> [Exercise brief] Keep the pictures out of the copy and print all the entries below exactly.

=====

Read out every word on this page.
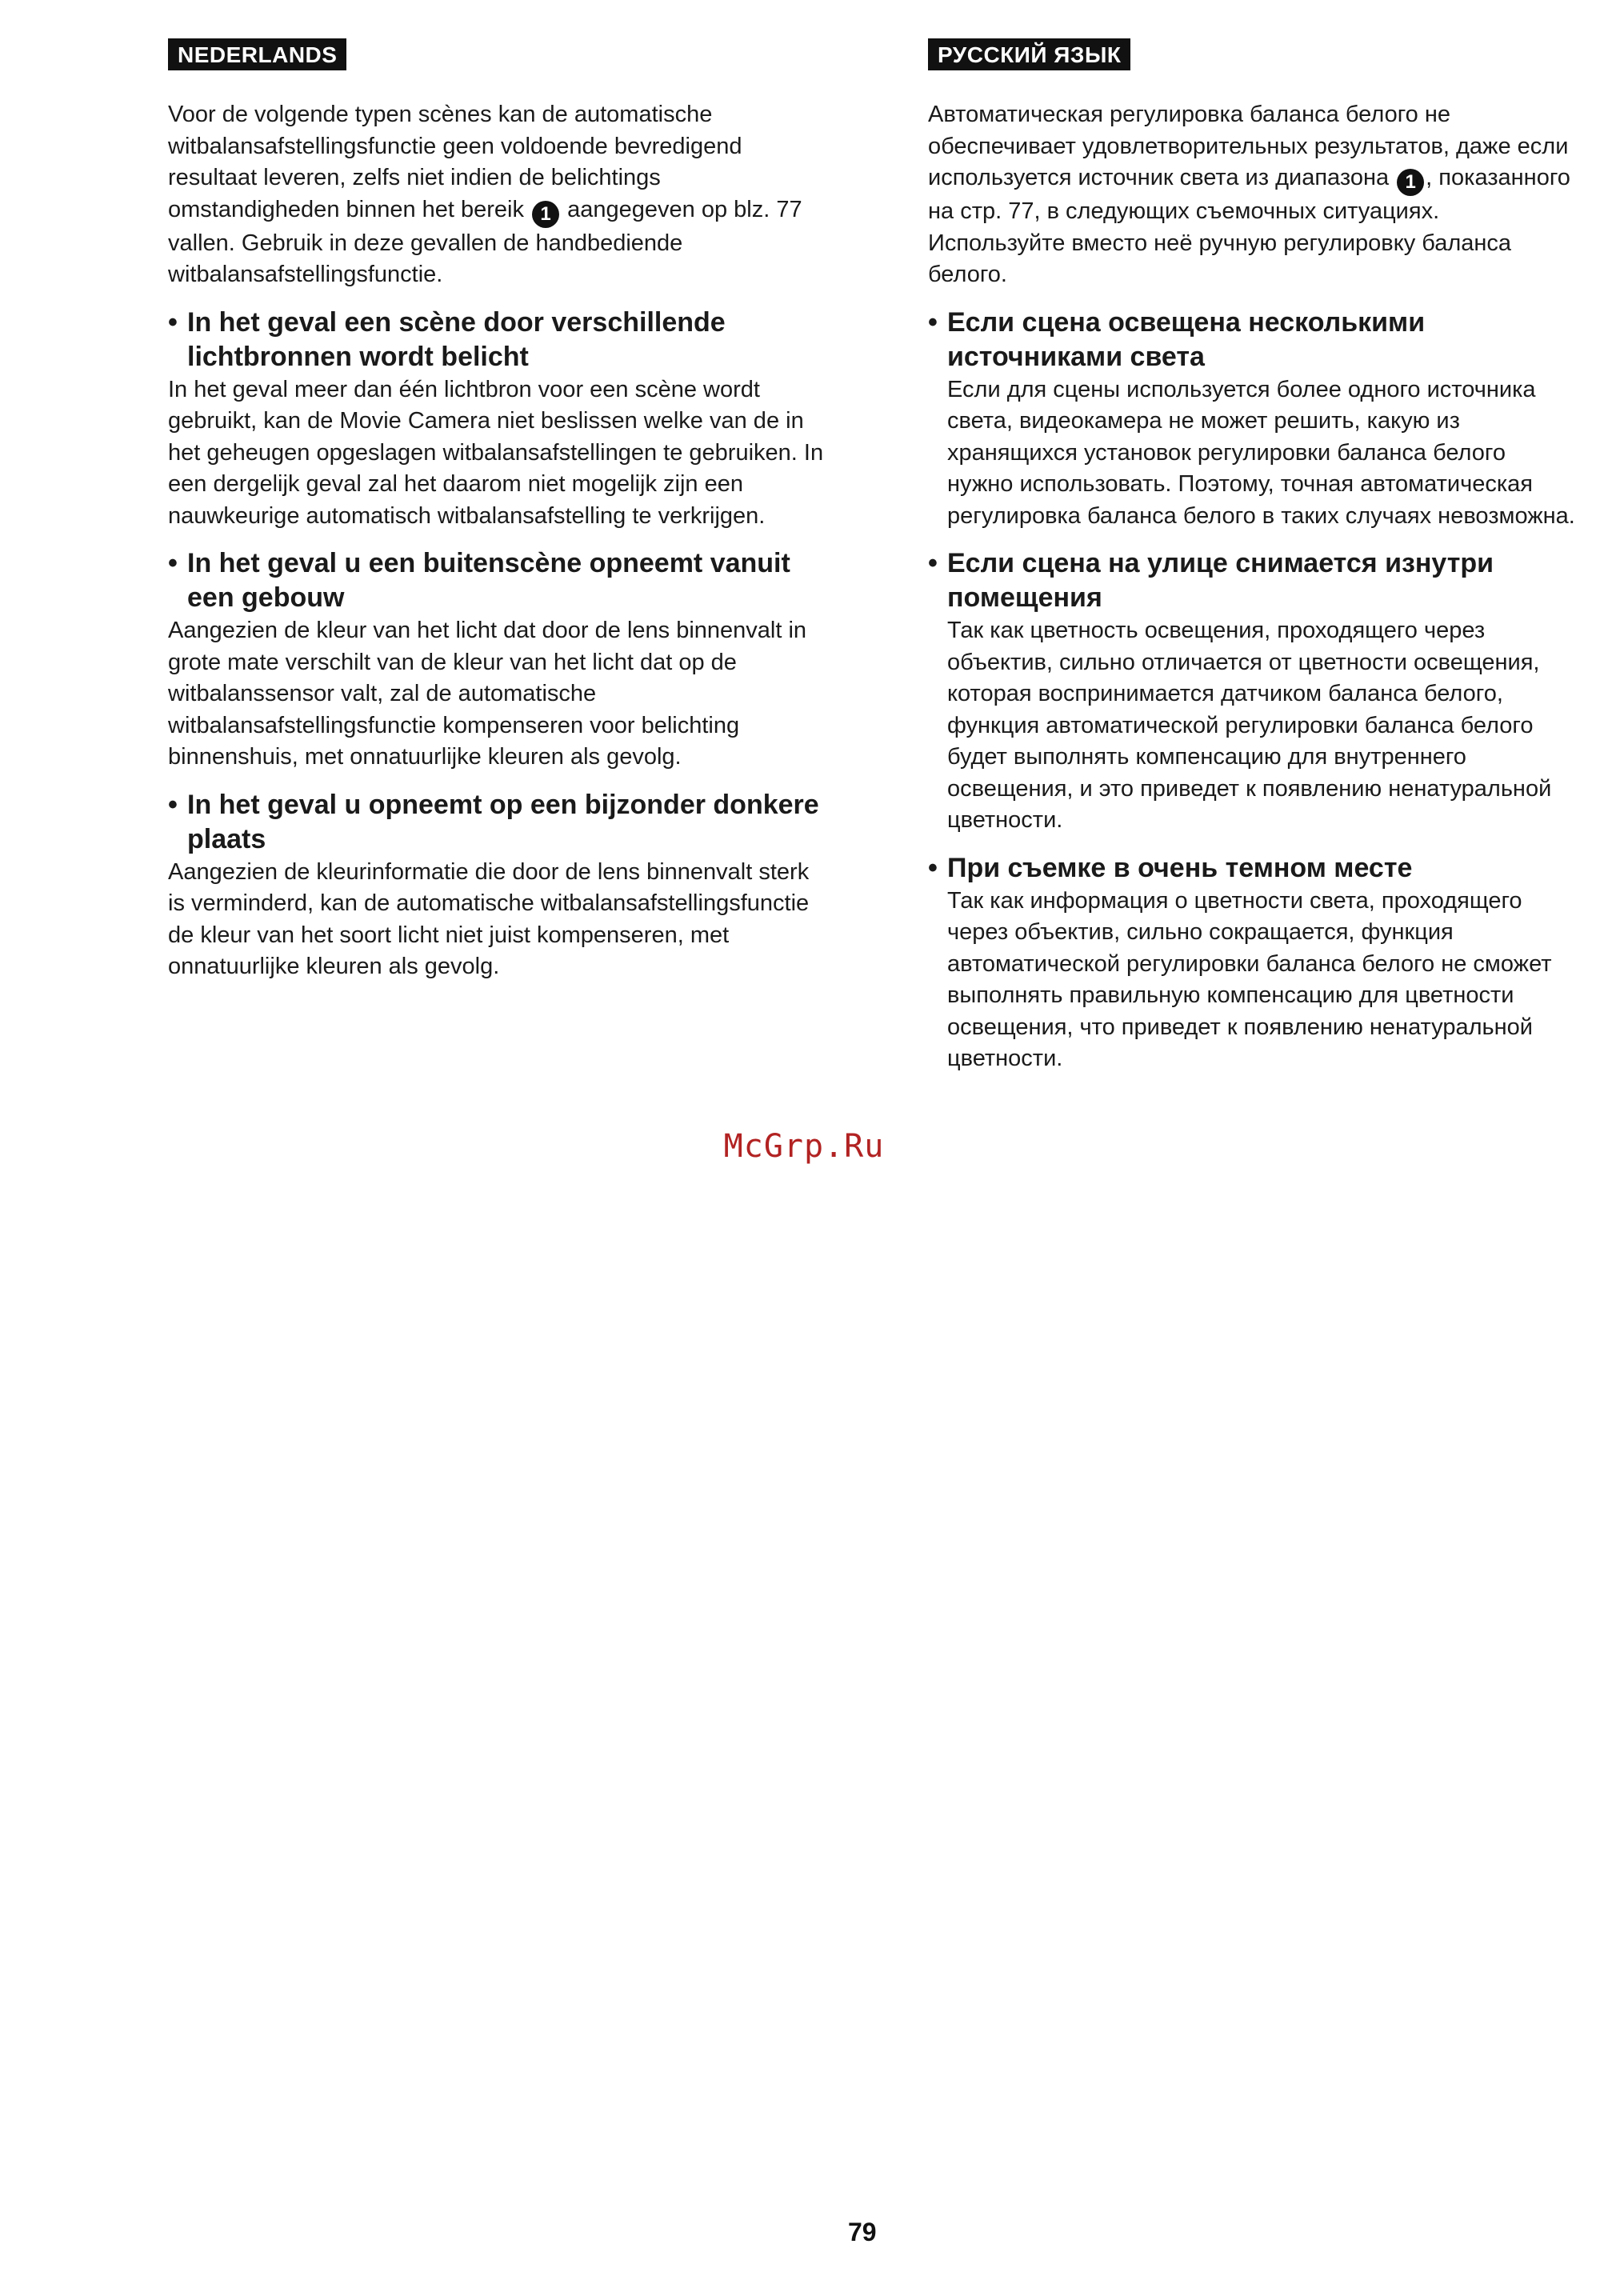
NEDERLANDS

Voor de volgende typen scènes kan de automatische witbalansafstellingsfunctie geen voldoende bevredigend resultaat leveren, zelfs niet indien de belichtings omstandigheden binnen het bereik 1 aangegeven op blz. 77 vallen. Gebruik in deze gevallen de handbediende witbalansafstellingsfunctie.

• In het geval een scène door verschillende lichtbronnen wordt belicht

In het geval meer dan één lichtbron voor een scène wordt gebruikt, kan de Movie Camera niet beslissen welke van de in het geheugen opgeslagen witbalansafstellingen te gebruiken. In een dergelijk geval zal het daarom niet mogelijk zijn een nauwkeurige automatisch witbalansafstelling te verkrijgen.

• In het geval u een buitenscène opneemt vanuit een gebouw

Aangezien de kleur van het licht dat door de lens binnenvalt in grote mate verschilt van de kleur van het licht dat op de witbalanssensor valt, zal de automatische witbalansafstellingsfunctie kompenseren voor belichting binnenshuis, met onnatuurlijke kleuren als gevolg.

• In het geval u opneemt op een bijzonder donkere plaats

Aangezien de kleurinformatie die door de lens binnenvalt sterk is verminderd, kan de automatische witbalansafstellingsfunctie de kleur van het soort licht niet juist kompenseren, met onnatuurlijke kleuren als gevolg.

РУССКИЙ ЯЗЫК

Автоматическая регулировка баланса белого не обеспечивает удовлетворительных результатов, даже если используется источник света из диапазона 1 , показанного на стр. 77, в следующих съемочных ситуациях. Используйте вместо неё ручную регулировку баланса белого.

• Если сцена освещена несколькими источниками света

Если для сцены используется более одного источника света, видеокамера не может решить, какую из хранящихся установок регулировки баланса белого нужно использовать. Поэтому, точная автоматическая регулировка баланса белого в таких случаях невозможна.

• Если сцена на улице снимается изнутри помещения

Так как цветность освещения, проходящего через объектив, сильно отличается от цветности освещения, которая воспринимается датчиком баланса белого, функция автоматической регулировки баланса белого будет выполнять компенсацию для внутреннего освещения, и это приведет к появлению ненатуральной цветности.

• При съемке в очень темном месте

Так как информация о цветности света, проходящего через объектив, сильно сокращается, функция автоматической регулировки баланса белого не сможет выполнять правильную компенсацию для цветности освещения, что приведет к появлению ненатуральной цветности.

McGrp.Ru
79
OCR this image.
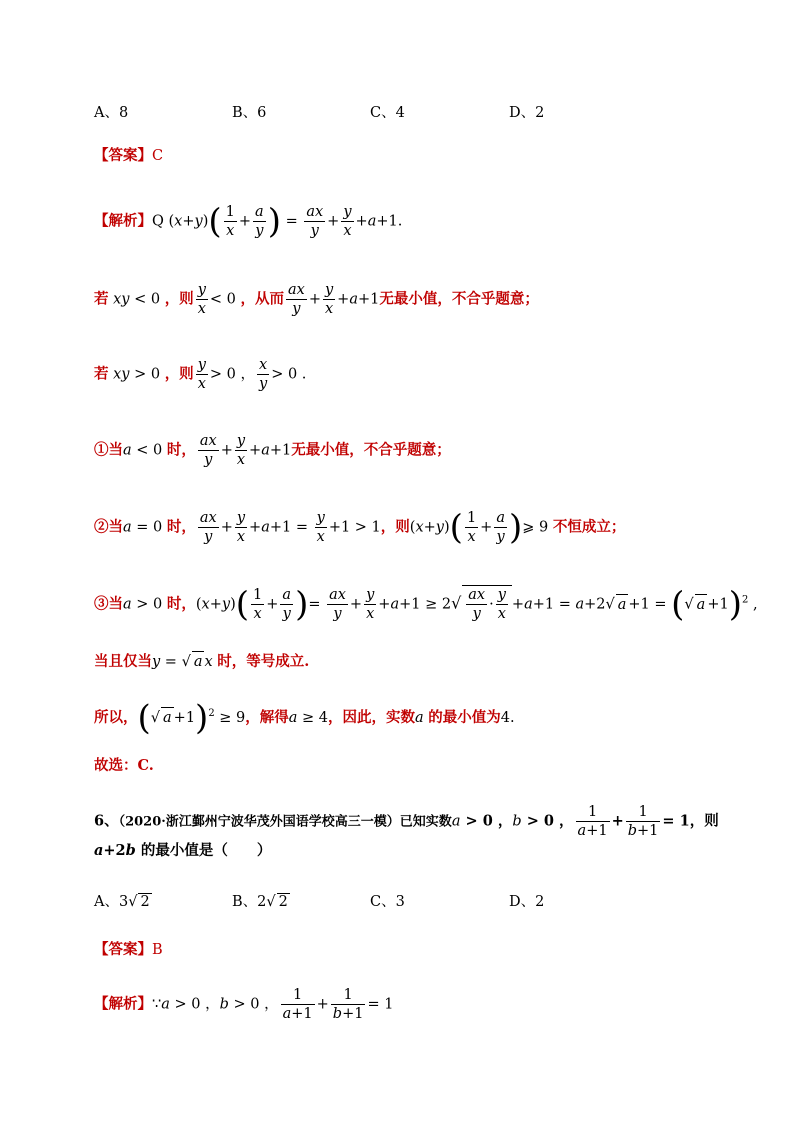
A、8	B、6	C、4	D、2
【答案】C
【解析】Q $(x+y)( \frac{1}{x} + \frac{a}{y}$ ) = $\frac{ax}{y} + \frac{y}{x} +a+1$.
若 xy < 0 ，则 $\frac{y}{x} < 0$ ，从而 $\frac{ax}{y} + \frac{y}{x} +a+1$无最小值，不合乎题意；
若 xy > 0 ，则 $\frac{y}{x} > 0$ ， $\frac{x}{y} > 0$ .
①当a < 0 时， $\frac{ax}{y} + \frac{y}{x} +a+1$无最小值，不合乎题意；
②当a = 0 时， $\frac{ax}{y} + \frac{y}{x} +a+1 = \frac{y}{x} +1 > 1$，则$(x+y)( \frac{1}{x} + \frac{a}{y}$ )⩾ 9 不恒成立；
③当a > 0 时，$(x+y)( \frac{1}{x} + \frac{a}{y}$ )= $\frac{ax}{y} + \frac{y}{x} +a+1 \ge 2√ \frac{ax}{y} \cdot \frac{y}{x} +a+1 = a+2√$ a +1 = (√ a +1)$^2$ ,
当且仅当y = √ a x 时，等号成立.
所以，(√ a +1)$^2$ ≥ 9，解得a ≥ 4，因此，实数a 的最小值为4.
故选：C.
6、（2020·浙江鄞州宁波华茂外国语学校高三一模）已知实数a > 0 ，b > 0 ， $\frac{1}{a+1} + \frac{1}{b+1} = 1$，则
a+2b 的最小值是（　　）
A、3√ 2	B、2√ 2	C、3	D、2
【答案】B
【解析】∵a > 0 ，b > 0 ， $\frac{1}{a+1} + \frac{1}{b+1} = 1$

=====

> [Result for this task]
Read out every word on this page.
NEDERLANDS

Voor de volgende typen scènes kan de automatische witbalansafstellingsfunctie geen voldoende bevredigend resultaat leveren, zelfs niet indien de belichtings omstandigheden binnen het bereik 1 aangegeven op blz. 77 vallen. Gebruik in deze gevallen de handbediende witbalansafstellingsfunctie.

• In het geval een scène door verschillende lichtbronnen wordt belicht

In het geval meer dan één lichtbron voor een scène wordt gebruikt, kan de Movie Camera niet beslissen welke van de in het geheugen opgeslagen witbalansafstellingen te gebruiken. In een dergelijk geval zal het daarom niet mogelijk zijn een nauwkeurige automatisch witbalansafstelling te verkrijgen.

• In het geval u een buitenscène opneemt vanuit een gebouw

Aangezien de kleur van het licht dat door de lens binnenvalt in grote mate verschilt van de kleur van het licht dat op de witbalanssensor valt, zal de automatische witbalansafstellingsfunctie kompenseren voor belichting binnenshuis, met onnatuurlijke kleuren als gevolg.

• In het geval u opneemt op een bijzonder donkere plaats

Aangezien de kleurinformatie die door de lens binnenvalt sterk is verminderd, kan de automatische witbalansafstellingsfunctie de kleur van het soort licht niet juist kompenseren, met onnatuurlijke kleuren als gevolg.

РУССКИЙ ЯЗЫК

Автоматическая регулировка баланса белого не обеспечивает удовлетворительных результатов, даже если используется источник света из диапазона 1 , показанного на стр. 77, в следующих съемочных ситуациях. Используйте вместо неё ручную регулировку баланса белого.

• Если сцена освещена несколькими источниками света

Если для сцены используется более одного источника света, видеокамера не может решить, какую из хранящихся установок регулировки баланса белого нужно использовать. Поэтому, точная автоматическая регулировка баланса белого в таких случаях невозможна.

• Если сцена на улице снимается изнутри помещения

Так как цветность освещения, проходящего через объектив, сильно отличается от цветности освещения, которая воспринимается датчиком баланса белого, функция автоматической регулировки баланса белого будет выполнять компенсацию для внутреннего освещения, и это приведет к появлению ненатуральной цветности.

• При съемке в очень темном месте

Так как информация о цветности света, проходящего через объектив, сильно сокращается, функция автоматической регулировки баланса белого не сможет выполнять правильную компенсацию для цветности освещения, что приведет к появлению ненатуральной цветности.

McGrp.Ru
79
OCR this image.
A、8	B、6	C、4	D、2
【答案】C
【解析】Q $(x+y)( \frac{1}{x} + \frac{a}{y}$ ) = $\frac{ax}{y} + \frac{y}{x} +a+1$.
若 xy < 0 ，则 $\frac{y}{x} < 0$ ，从而 $\frac{ax}{y} + \frac{y}{x} +a+1$无最小值，不合乎题意；
若 xy > 0 ，则 $\frac{y}{x} > 0$ ， $\frac{x}{y} > 0$ .
①当a < 0 时， $\frac{ax}{y} + \frac{y}{x} +a+1$无最小值，不合乎题意；
②当a = 0 时， $\frac{ax}{y} + \frac{y}{x} +a+1 = \frac{y}{x} +1 > 1$，则$(x+y)( \frac{1}{x} + \frac{a}{y}$ )⩾ 9 不恒成立；
③当a > 0 时，$(x+y)( \frac{1}{x} + \frac{a}{y}$ )= $\frac{ax}{y} + \frac{y}{x} +a+1 \ge 2√ \frac{ax}{y} \cdot \frac{y}{x} +a+1 = a+2√$ a +1 = (√ a +1)$^2$ ,
当且仅当y = √ a x 时，等号成立.
所以，(√ a +1)$^2$ ≥ 9，解得a ≥ 4，因此，实数a 的最小值为4.
故选：C.
6、（2020·浙江鄞州宁波华茂外国语学校高三一模）已知实数a > 0 ，b > 0 ， $\frac{1}{a+1} + \frac{1}{b+1} = 1$，则
a+2b 的最小值是（　　）
A、3√ 2	B、2√ 2	C、3	D、2
【答案】B
【解析】∵a > 0 ，b > 0 ， $\frac{1}{a+1} + \frac{1}{b+1} = 1$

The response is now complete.